> Task instructions
Counting only lines that hold "selection", give the total and nothing more.

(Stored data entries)
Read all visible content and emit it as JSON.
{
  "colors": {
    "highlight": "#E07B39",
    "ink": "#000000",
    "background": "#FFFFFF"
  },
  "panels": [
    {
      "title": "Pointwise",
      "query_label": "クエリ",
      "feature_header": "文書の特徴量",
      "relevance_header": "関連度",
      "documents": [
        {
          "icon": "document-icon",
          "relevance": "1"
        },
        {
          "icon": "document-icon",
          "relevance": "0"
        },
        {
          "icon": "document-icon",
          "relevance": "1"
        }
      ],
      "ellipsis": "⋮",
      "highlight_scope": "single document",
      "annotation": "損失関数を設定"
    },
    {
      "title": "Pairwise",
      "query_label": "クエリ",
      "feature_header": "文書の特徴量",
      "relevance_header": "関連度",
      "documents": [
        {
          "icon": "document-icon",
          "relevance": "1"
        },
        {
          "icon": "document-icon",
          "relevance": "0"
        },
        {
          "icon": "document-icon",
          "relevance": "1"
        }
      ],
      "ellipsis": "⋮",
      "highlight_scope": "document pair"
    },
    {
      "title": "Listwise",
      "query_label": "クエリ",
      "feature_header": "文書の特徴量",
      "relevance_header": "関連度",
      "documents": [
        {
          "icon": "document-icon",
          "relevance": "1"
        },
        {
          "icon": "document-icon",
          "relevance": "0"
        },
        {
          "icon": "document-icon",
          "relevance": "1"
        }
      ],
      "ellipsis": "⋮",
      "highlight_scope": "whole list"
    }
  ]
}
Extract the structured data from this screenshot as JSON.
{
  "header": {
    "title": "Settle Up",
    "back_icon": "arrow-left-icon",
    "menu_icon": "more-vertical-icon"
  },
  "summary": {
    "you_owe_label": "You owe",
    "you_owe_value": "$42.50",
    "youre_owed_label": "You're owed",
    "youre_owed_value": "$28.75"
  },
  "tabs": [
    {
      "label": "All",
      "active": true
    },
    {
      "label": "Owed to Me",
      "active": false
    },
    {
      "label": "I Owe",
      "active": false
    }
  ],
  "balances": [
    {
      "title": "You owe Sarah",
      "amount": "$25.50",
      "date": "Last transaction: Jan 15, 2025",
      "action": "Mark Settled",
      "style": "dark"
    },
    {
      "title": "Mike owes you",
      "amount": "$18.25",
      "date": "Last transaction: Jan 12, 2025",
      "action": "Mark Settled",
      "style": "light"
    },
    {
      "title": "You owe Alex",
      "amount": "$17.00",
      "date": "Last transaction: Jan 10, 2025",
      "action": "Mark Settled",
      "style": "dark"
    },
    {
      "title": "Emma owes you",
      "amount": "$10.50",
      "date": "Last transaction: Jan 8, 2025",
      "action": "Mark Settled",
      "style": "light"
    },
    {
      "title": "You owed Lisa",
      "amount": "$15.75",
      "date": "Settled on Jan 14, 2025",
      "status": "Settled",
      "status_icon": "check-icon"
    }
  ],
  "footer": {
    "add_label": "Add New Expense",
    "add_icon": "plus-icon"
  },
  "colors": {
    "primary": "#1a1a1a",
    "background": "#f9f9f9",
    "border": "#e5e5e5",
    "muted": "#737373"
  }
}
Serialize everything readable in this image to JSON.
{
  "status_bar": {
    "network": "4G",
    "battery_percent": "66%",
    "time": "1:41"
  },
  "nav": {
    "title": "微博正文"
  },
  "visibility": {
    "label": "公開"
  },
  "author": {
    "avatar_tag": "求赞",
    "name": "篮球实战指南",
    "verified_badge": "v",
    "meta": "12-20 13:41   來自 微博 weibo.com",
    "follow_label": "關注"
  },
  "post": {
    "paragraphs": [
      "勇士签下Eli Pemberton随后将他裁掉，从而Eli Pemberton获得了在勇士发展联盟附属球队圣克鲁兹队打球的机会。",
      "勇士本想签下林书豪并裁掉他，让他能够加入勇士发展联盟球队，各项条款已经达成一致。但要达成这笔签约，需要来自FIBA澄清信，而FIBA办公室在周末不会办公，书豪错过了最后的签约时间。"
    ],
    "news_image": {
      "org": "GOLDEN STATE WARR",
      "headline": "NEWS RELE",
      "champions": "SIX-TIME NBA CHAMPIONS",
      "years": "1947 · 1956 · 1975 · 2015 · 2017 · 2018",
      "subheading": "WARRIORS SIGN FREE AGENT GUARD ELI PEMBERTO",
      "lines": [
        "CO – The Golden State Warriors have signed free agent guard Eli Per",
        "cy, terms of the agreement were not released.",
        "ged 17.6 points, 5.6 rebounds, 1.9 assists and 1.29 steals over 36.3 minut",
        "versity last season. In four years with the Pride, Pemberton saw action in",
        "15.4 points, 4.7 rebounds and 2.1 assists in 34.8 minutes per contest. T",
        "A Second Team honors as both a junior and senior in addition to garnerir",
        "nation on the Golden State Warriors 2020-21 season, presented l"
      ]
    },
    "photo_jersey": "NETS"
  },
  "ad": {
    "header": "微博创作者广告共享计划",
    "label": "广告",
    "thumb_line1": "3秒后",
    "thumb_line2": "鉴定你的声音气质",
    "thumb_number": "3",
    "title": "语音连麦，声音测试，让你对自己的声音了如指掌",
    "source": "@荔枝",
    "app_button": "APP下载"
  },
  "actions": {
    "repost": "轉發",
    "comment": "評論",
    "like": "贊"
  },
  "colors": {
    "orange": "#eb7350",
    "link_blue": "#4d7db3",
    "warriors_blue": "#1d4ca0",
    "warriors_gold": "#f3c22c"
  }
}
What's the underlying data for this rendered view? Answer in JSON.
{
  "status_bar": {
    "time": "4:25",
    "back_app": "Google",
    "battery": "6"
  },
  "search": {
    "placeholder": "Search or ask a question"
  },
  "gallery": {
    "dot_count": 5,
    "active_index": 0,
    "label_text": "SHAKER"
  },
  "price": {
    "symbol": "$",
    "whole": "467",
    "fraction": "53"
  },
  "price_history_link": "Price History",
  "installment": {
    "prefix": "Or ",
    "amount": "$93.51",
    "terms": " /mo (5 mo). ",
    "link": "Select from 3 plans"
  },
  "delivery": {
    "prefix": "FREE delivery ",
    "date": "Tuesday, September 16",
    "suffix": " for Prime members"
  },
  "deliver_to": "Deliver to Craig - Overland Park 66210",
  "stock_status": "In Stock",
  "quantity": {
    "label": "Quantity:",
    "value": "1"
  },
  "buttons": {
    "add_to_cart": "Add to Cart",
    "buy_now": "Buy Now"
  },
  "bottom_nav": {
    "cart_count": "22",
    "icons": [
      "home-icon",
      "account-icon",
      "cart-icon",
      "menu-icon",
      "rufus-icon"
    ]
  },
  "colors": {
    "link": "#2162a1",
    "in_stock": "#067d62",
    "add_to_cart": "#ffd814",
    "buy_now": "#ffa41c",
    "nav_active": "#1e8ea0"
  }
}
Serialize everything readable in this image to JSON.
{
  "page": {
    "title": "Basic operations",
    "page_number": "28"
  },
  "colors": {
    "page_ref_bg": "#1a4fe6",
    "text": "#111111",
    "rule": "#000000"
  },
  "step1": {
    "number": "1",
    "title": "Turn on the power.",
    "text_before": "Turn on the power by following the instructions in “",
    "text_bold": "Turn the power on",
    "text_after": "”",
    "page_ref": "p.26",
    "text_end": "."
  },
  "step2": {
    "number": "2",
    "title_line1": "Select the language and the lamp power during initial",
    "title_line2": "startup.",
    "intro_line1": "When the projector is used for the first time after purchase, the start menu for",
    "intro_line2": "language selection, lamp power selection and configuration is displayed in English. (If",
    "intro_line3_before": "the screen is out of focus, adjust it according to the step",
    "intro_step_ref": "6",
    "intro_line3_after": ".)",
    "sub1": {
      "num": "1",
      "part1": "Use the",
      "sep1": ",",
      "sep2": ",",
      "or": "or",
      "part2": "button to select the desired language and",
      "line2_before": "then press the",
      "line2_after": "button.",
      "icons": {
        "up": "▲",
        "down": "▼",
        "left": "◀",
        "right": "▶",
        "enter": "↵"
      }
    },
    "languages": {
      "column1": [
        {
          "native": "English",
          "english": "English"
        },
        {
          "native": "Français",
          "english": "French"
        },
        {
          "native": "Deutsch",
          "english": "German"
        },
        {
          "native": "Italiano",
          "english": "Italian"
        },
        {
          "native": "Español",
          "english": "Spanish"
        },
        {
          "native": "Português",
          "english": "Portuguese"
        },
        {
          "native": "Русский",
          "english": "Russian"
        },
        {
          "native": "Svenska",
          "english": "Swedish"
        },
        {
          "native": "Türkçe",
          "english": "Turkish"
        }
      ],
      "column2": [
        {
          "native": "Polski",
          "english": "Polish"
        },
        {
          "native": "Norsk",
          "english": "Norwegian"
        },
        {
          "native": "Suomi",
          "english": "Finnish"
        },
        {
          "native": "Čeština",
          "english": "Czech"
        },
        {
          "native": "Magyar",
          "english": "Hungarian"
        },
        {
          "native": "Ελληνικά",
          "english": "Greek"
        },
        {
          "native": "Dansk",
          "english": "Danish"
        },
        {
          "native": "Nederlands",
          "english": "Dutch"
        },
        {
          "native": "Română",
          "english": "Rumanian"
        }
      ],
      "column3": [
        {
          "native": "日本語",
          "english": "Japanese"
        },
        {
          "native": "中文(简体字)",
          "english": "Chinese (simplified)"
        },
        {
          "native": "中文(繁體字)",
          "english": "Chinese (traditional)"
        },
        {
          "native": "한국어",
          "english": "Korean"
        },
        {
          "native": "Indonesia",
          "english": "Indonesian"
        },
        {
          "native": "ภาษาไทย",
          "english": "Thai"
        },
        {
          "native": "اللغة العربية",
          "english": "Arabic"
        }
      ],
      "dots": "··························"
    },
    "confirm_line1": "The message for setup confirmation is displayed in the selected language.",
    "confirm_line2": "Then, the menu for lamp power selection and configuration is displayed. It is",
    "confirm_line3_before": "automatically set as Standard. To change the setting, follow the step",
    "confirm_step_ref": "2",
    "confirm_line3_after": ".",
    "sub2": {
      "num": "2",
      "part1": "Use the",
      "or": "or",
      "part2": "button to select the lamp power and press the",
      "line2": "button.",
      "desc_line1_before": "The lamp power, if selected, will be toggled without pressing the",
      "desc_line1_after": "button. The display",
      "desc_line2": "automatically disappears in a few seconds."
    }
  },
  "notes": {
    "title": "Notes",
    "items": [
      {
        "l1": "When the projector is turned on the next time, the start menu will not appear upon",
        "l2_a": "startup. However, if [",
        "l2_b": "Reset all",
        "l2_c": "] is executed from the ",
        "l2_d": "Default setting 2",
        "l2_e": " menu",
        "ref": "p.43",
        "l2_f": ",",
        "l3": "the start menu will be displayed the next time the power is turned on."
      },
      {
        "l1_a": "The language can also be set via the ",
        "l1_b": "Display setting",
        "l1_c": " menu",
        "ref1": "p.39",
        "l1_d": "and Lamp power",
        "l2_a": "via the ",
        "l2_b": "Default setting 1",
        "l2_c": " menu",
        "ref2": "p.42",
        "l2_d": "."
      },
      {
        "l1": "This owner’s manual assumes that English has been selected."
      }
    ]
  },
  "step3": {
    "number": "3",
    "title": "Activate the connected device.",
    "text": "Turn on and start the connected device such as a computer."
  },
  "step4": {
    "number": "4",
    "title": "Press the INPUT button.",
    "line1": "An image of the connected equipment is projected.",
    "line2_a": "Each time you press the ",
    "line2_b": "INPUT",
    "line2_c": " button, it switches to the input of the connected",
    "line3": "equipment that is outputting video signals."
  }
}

> Solution below
2